Excerpt from a dataset
########################################
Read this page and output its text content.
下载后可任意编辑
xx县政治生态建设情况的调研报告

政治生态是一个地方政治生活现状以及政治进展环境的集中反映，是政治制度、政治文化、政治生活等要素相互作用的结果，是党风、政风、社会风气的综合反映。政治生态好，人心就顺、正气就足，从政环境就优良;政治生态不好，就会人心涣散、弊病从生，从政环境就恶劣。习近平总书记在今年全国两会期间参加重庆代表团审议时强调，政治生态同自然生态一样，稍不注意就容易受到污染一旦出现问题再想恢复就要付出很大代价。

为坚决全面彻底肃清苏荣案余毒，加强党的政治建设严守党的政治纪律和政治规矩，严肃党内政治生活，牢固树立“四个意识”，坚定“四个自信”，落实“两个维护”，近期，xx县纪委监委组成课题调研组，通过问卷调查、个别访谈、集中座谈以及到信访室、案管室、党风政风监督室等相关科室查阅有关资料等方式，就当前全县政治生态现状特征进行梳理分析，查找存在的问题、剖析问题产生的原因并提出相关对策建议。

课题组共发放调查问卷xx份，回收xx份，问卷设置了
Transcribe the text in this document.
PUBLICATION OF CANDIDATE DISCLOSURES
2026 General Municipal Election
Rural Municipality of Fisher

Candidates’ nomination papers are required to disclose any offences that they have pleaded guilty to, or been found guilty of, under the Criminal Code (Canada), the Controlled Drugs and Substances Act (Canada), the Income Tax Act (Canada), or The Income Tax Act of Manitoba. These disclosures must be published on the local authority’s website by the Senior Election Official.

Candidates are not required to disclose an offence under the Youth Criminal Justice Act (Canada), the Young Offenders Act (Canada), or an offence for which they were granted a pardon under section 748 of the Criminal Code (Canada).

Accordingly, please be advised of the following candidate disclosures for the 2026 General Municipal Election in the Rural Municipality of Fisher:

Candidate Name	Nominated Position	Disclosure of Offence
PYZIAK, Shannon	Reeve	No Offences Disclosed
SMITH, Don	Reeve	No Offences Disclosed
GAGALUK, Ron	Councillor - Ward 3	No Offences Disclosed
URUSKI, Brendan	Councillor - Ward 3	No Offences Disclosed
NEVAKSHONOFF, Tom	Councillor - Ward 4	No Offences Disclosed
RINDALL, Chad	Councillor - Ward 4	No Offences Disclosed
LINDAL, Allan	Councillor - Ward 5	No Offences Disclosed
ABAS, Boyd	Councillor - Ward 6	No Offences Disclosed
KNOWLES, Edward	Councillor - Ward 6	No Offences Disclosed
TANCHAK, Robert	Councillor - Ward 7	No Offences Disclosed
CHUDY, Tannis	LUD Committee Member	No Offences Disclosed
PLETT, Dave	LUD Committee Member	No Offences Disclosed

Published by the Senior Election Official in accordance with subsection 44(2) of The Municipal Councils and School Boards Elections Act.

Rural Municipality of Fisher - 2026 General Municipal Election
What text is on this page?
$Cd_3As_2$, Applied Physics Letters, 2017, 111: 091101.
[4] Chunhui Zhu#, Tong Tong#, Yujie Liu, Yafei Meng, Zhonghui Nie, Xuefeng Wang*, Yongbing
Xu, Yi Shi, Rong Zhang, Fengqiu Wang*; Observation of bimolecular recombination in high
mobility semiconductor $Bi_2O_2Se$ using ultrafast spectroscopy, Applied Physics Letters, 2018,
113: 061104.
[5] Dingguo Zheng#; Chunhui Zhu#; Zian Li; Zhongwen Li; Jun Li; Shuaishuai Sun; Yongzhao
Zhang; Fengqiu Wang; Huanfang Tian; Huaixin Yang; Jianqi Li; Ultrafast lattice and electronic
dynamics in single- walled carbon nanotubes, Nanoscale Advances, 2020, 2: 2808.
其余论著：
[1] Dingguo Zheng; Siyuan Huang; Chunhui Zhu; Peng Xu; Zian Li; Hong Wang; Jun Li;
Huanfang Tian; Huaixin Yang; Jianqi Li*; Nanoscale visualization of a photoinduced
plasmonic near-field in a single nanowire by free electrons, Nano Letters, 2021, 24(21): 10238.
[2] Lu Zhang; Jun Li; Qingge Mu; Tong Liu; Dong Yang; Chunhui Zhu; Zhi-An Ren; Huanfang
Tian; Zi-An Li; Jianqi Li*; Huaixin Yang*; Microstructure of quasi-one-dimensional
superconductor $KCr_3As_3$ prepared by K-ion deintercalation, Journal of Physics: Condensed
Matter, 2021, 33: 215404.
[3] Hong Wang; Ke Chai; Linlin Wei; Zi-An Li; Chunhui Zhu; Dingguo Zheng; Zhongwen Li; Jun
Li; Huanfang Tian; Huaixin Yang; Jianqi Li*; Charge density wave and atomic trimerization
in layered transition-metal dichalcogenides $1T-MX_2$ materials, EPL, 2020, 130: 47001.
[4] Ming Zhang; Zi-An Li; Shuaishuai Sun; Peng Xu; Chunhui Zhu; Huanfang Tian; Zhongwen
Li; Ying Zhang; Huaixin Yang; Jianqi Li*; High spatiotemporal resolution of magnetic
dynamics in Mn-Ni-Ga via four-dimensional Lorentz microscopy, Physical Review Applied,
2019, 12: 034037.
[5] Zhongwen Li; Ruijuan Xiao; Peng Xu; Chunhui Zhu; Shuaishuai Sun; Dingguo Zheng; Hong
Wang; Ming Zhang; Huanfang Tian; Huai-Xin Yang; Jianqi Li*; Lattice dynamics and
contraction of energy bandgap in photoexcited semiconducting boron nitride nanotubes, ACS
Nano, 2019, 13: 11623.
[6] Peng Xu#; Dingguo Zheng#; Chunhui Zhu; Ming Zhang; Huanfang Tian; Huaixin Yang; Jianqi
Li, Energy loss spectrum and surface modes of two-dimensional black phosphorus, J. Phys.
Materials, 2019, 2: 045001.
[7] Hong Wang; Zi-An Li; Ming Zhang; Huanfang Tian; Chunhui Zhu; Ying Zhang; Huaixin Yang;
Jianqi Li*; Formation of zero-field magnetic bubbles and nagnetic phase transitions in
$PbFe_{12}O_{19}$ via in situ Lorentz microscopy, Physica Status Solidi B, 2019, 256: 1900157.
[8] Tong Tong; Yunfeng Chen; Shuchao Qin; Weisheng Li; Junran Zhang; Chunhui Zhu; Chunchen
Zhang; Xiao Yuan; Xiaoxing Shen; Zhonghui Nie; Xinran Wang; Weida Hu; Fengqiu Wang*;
########################################
Required task
Go through the entries and repeat each one exactly.

Reply
Read this page and output its text content.
下载后可任意编辑
xx县政治生态建设情况的调研报告

政治生态是一个地方政治生活现状以及政治进展环境的集中反映，是政治制度、政治文化、政治生活等要素相互作用的结果，是党风、政风、社会风气的综合反映。政治生态好，人心就顺、正气就足，从政环境就优良;政治生态不好，就会人心涣散、弊病从生，从政环境就恶劣。习近平总书记在今年全国两会期间参加重庆代表团审议时强调，政治生态同自然生态一样，稍不注意就容易受到污染一旦出现问题再想恢复就要付出很大代价。

为坚决全面彻底肃清苏荣案余毒，加强党的政治建设严守党的政治纪律和政治规矩，严肃党内政治生活，牢固树立“四个意识”，坚定“四个自信”，落实“两个维护”，近期，xx县纪委监委组成课题调研组，通过问卷调查、个别访谈、集中座谈以及到信访室、案管室、党风政风监督室等相关科室查阅有关资料等方式，就当前全县政治生态现状特征进行梳理分析，查找存在的问题、剖析问题产生的原因并提出相关对策建议。

课题组共发放调查问卷xx份，回收xx份，问卷设置了
Transcribe the text in this document.
PUBLICATION OF CANDIDATE DISCLOSURES
2026 General Municipal Election
Rural Municipality of Fisher

Candidates’ nomination papers are required to disclose any offences that they have pleaded guilty to, or been found guilty of, under the Criminal Code (Canada), the Controlled Drugs and Substances Act (Canada), the Income Tax Act (Canada), or The Income Tax Act of Manitoba. These disclosures must be published on the local authority’s website by the Senior Election Official.

Candidates are not required to disclose an offence under the Youth Criminal Justice Act (Canada), the Young Offenders Act (Canada), or an offence for which they were granted a pardon under section 748 of the Criminal Code (Canada).

Accordingly, please be advised of the following candidate disclosures for the 2026 General Municipal Election in the Rural Municipality of Fisher:

Candidate Name	Nominated Position	Disclosure of Offence
PYZIAK, Shannon	Reeve	No Offences Disclosed
SMITH, Don	Reeve	No Offences Disclosed
GAGALUK, Ron	Councillor - Ward 3	No Offences Disclosed
URUSKI, Brendan	Councillor - Ward 3	No Offences Disclosed
NEVAKSHONOFF, Tom	Councillor - Ward 4	No Offences Disclosed
RINDALL, Chad	Councillor - Ward 4	No Offences Disclosed
LINDAL, Allan	Councillor - Ward 5	No Offences Disclosed
ABAS, Boyd	Councillor - Ward 6	No Offences Disclosed
KNOWLES, Edward	Councillor - Ward 6	No Offences Disclosed
TANCHAK, Robert	Councillor - Ward 7	No Offences Disclosed
CHUDY, Tannis	LUD Committee Member	No Offences Disclosed
PLETT, Dave	LUD Committee Member	No Offences Disclosed

Published by the Senior Election Official in accordance with subsection 44(2) of The Municipal Councils and School Boards Elections Act.

Rural Municipality of Fisher - 2026 General Municipal Election
What text is on this page?
$Cd_3As_2$, Applied Physics Letters, 2017, 111: 091101.
[4] Chunhui Zhu#, Tong Tong#, Yujie Liu, Yafei Meng, Zhonghui Nie, Xuefeng Wang*, Yongbing
Xu, Yi Shi, Rong Zhang, Fengqiu Wang*; Observation of bimolecular recombination in high
mobility semiconductor $Bi_2O_2Se$ using ultrafast spectroscopy, Applied Physics Letters, 2018,
113: 061104.
[5] Dingguo Zheng#; Chunhui Zhu#; Zian Li; Zhongwen Li; Jun Li; Shuaishuai Sun; Yongzhao
Zhang; Fengqiu Wang; Huanfang Tian; Huaixin Yang; Jianqi Li; Ultrafast lattice and electronic
dynamics in single- walled carbon nanotubes, Nanoscale Advances, 2020, 2: 2808.
其余论著：
[1] Dingguo Zheng; Siyuan Huang; Chunhui Zhu; Peng Xu; Zian Li; Hong Wang; Jun Li;
Huanfang Tian; Huaixin Yang; Jianqi Li*; Nanoscale visualization of a photoinduced
plasmonic near-field in a single nanowire by free electrons, Nano Letters, 2021, 24(21): 10238.
[2] Lu Zhang; Jun Li; Qingge Mu; Tong Liu; Dong Yang; Chunhui Zhu; Zhi-An Ren; Huanfang
Tian; Zi-An Li; Jianqi Li*; Huaixin Yang*; Microstructure of quasi-one-dimensional
superconductor $KCr_3As_3$ prepared by K-ion deintercalation, Journal of Physics: Condensed
Matter, 2021, 33: 215404.
[3] Hong Wang; Ke Chai; Linlin Wei; Zi-An Li; Chunhui Zhu; Dingguo Zheng; Zhongwen Li; Jun
Li; Huanfang Tian; Huaixin Yang; Jianqi Li*; Charge density wave and atomic trimerization
in layered transition-metal dichalcogenides $1T-MX_2$ materials, EPL, 2020, 130: 47001.
[4] Ming Zhang; Zi-An Li; Shuaishuai Sun; Peng Xu; Chunhui Zhu; Huanfang Tian; Zhongwen
Li; Ying Zhang; Huaixin Yang; Jianqi Li*; High spatiotemporal resolution of magnetic
dynamics in Mn-Ni-Ga via four-dimensional Lorentz microscopy, Physical Review Applied,
2019, 12: 034037.
[5] Zhongwen Li; Ruijuan Xiao; Peng Xu; Chunhui Zhu; Shuaishuai Sun; Dingguo Zheng; Hong
Wang; Ming Zhang; Huanfang Tian; Huai-Xin Yang; Jianqi Li*; Lattice dynamics and
contraction of energy bandgap in photoexcited semiconducting boron nitride nanotubes, ACS
Nano, 2019, 13: 11623.
[6] Peng Xu#; Dingguo Zheng#; Chunhui Zhu; Ming Zhang; Huanfang Tian; Huaixin Yang; Jianqi
Li, Energy loss spectrum and surface modes of two-dimensional black phosphorus, J. Phys.
Materials, 2019, 2: 045001.
[7] Hong Wang; Zi-An Li; Ming Zhang; Huanfang Tian; Chunhui Zhu; Ying Zhang; Huaixin Yang;
Jianqi Li*; Formation of zero-field magnetic bubbles and nagnetic phase transitions in
$PbFe_{12}O_{19}$ via in situ Lorentz microscopy, Physica Status Solidi B, 2019, 256: 1900157.
[8] Tong Tong; Yunfeng Chen; Shuchao Qin; Weisheng Li; Junran Zhang; Chunhui Zhu; Chunchen
Zhang; Xiao Yuan; Xiaoxing Shen; Zhonghui Nie; Xinran Wang; Weida Hu; Fengqiu Wang*;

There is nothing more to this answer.